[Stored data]
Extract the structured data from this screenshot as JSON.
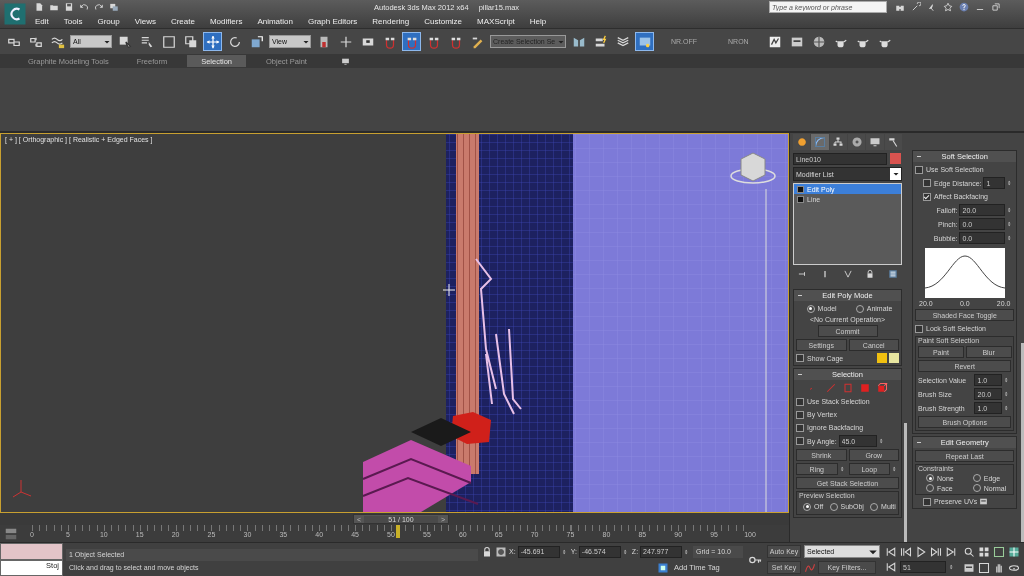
{
  "title_bar": {
    "app_title": "Autodesk 3ds Max 2012 x64",
    "file_name": "pillar15.max",
    "search_placeholder": "Type a keyword or phrase"
  },
  "menu": [
    "Edit",
    "Tools",
    "Group",
    "Views",
    "Create",
    "Modifiers",
    "Animation",
    "Graph Editors",
    "Rendering",
    "Customize",
    "MAXScript",
    "Help"
  ],
  "toolbar": [
    {
      "kind": "tool",
      "active": false
    },
    {
      "kind": "tool",
      "active": false
    },
    {
      "kind": "tool",
      "active": false
    },
    {
      "kind": "dropdown",
      "value": "All"
    },
    {
      "kind": "tool",
      "active": false
    },
    {
      "kind": "tool",
      "active": false
    },
    {
      "kind": "tool",
      "active": false
    },
    {
      "kind": "tool",
      "active": false
    },
    {
      "kind": "tool",
      "active": true
    },
    {
      "kind": "tool",
      "active": false
    },
    {
      "kind": "tool",
      "active": false
    },
    {
      "kind": "dropdown",
      "value": "View"
    },
    {
      "kind": "tool",
      "active": false
    },
    {
      "kind": "tool",
      "active": false
    },
    {
      "kind": "tool",
      "active": false
    },
    {
      "kind": "tool",
      "active": false
    },
    {
      "kind": "tool",
      "active": true
    },
    {
      "kind": "tool",
      "active": false
    },
    {
      "kind": "tool",
      "active": false
    },
    {
      "kind": "tool",
      "active": false
    },
    {
      "kind": "dropdown",
      "value": "Create Selection Se"
    },
    {
      "kind": "tool",
      "active": false
    },
    {
      "kind": "tool",
      "active": false
    },
    {
      "kind": "tool",
      "active": false
    },
    {
      "kind": "tool",
      "active": true
    },
    {
      "kind": "label",
      "text": "NR.OFF"
    },
    {
      "kind": "label",
      "text": "NRON"
    },
    {
      "kind": "tool",
      "active": false
    },
    {
      "kind": "tool",
      "active": false
    },
    {
      "kind": "tool",
      "active": false
    },
    {
      "kind": "tool",
      "active": false
    },
    {
      "kind": "tool",
      "active": false
    },
    {
      "kind": "tool",
      "active": false
    }
  ],
  "ribbon_tabs": [
    {
      "label": "Graphite Modeling Tools",
      "selected": false
    },
    {
      "label": "Freeform",
      "selected": false
    },
    {
      "label": "Selection",
      "selected": true
    },
    {
      "label": "Object Paint",
      "selected": false
    }
  ],
  "viewport": {
    "label": "[ + ] [ Orthographic ] [ Realistic + Edged Faces ]",
    "active": true
  },
  "time_slider": {
    "position": "51 / 100",
    "prev": "<",
    "next": ">"
  },
  "time_ruler": {
    "ticks": [
      "0",
      "5",
      "10",
      "15",
      "20",
      "25",
      "30",
      "35",
      "40",
      "45",
      "50",
      "55",
      "60",
      "65",
      "70",
      "75",
      "80",
      "85",
      "90",
      "95",
      "100"
    ]
  },
  "command_panel": {
    "tabs": [
      {
        "selected": false
      },
      {
        "selected": true
      },
      {
        "selected": false
      },
      {
        "selected": false
      },
      {
        "selected": false
      },
      {
        "selected": false
      }
    ],
    "object_name": "Line010",
    "modifier_list": "Modifier List",
    "stack": [
      {
        "label": "Edit Poly",
        "selected": true
      },
      {
        "label": "Line",
        "selected": false
      }
    ],
    "edit_poly_mode": {
      "title": "Edit Poly Mode",
      "modes": [
        {
          "label": "Model",
          "selected": true
        },
        {
          "label": "Animate",
          "selected": false
        }
      ],
      "operation": "<No Current Operation>",
      "commit": "Commit",
      "settings": "Settings",
      "cancel": "Cancel",
      "show_cage": {
        "label": "Show Cage",
        "checked": false
      }
    },
    "selection": {
      "title": "Selection",
      "options": [
        {
          "label": "Use Stack Selection",
          "checked": false
        },
        {
          "label": "By Vertex",
          "checked": false
        },
        {
          "label": "Ignore Backfacing",
          "checked": false
        }
      ],
      "by_angle": {
        "label": "By Angle:",
        "checked": false,
        "value": "45.0"
      },
      "shrink": "Shrink",
      "grow": "Grow",
      "ring": "Ring",
      "loop": "Loop",
      "get_stack": "Get Stack Selection",
      "preview": {
        "title": "Preview Selection",
        "options": [
          {
            "label": "Off",
            "selected": true
          },
          {
            "label": "SubObj",
            "selected": false
          },
          {
            "label": "Multi",
            "selected": false
          }
        ]
      }
    },
    "soft_selection": {
      "title": "Soft Selection",
      "use": {
        "label": "Use Soft Selection",
        "checked": false
      },
      "edge_distance": {
        "label": "Edge Distance:",
        "checked": false,
        "value": "1"
      },
      "affect_backfacing": {
        "label": "Affect Backfacing",
        "checked": true
      },
      "params": [
        {
          "label": "Falloff:",
          "value": "20.0"
        },
        {
          "label": "Pinch:",
          "value": "0.0"
        },
        {
          "label": "Bubble:",
          "value": "0.0"
        }
      ],
      "curve_labels": [
        "20.0",
        "0.0",
        "20.0"
      ],
      "shaded_face_toggle": "Shaded Face Toggle",
      "lock": {
        "label": "Lock Soft Selection",
        "checked": false
      },
      "paint_group": {
        "title": "Paint Soft Selection",
        "paint": "Paint",
        "blur": "Blur",
        "revert": "Revert",
        "params": [
          {
            "label": "Selection Value",
            "value": "1.0"
          },
          {
            "label": "Brush Size",
            "value": "20.0"
          },
          {
            "label": "Brush Strength",
            "value": "1.0"
          }
        ],
        "brush_options": "Brush Options"
      }
    },
    "edit_geometry": {
      "title": "Edit Geometry",
      "repeat_last": "Repeat Last",
      "constraints": {
        "title": "Constraints",
        "options": [
          {
            "label": "None",
            "selected": true
          },
          {
            "label": "Edge",
            "selected": false
          },
          {
            "label": "Face",
            "selected": false
          },
          {
            "label": "Normal",
            "selected": false
          }
        ]
      },
      "preserve_uvs": {
        "label": "Preserve UVs",
        "checked": false
      }
    }
  },
  "status_bar": {
    "listener_text": "Stoj",
    "selection_count": "1 Object Selected",
    "prompt": "Click and drag to select and move objects",
    "coords": [
      {
        "axis": "X:",
        "value": "-45.691"
      },
      {
        "axis": "Y:",
        "value": "-46.574"
      },
      {
        "axis": "Z:",
        "value": "247.977"
      }
    ],
    "grid": "Grid = 10.0",
    "add_time_tag": "Add Time Tag",
    "auto_key": "Auto Key",
    "set_key": "Set Key",
    "key_mode": "Selected",
    "key_filters": "Key Filters...",
    "frame": "51"
  }
}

◆ Task requirements ◆
Take every line above carrying "Brush" and return it.

◆ Completed task ◆
            "label": "Brush Size",
            "label": "Brush Strength",
        "brush_options": "Brush Options"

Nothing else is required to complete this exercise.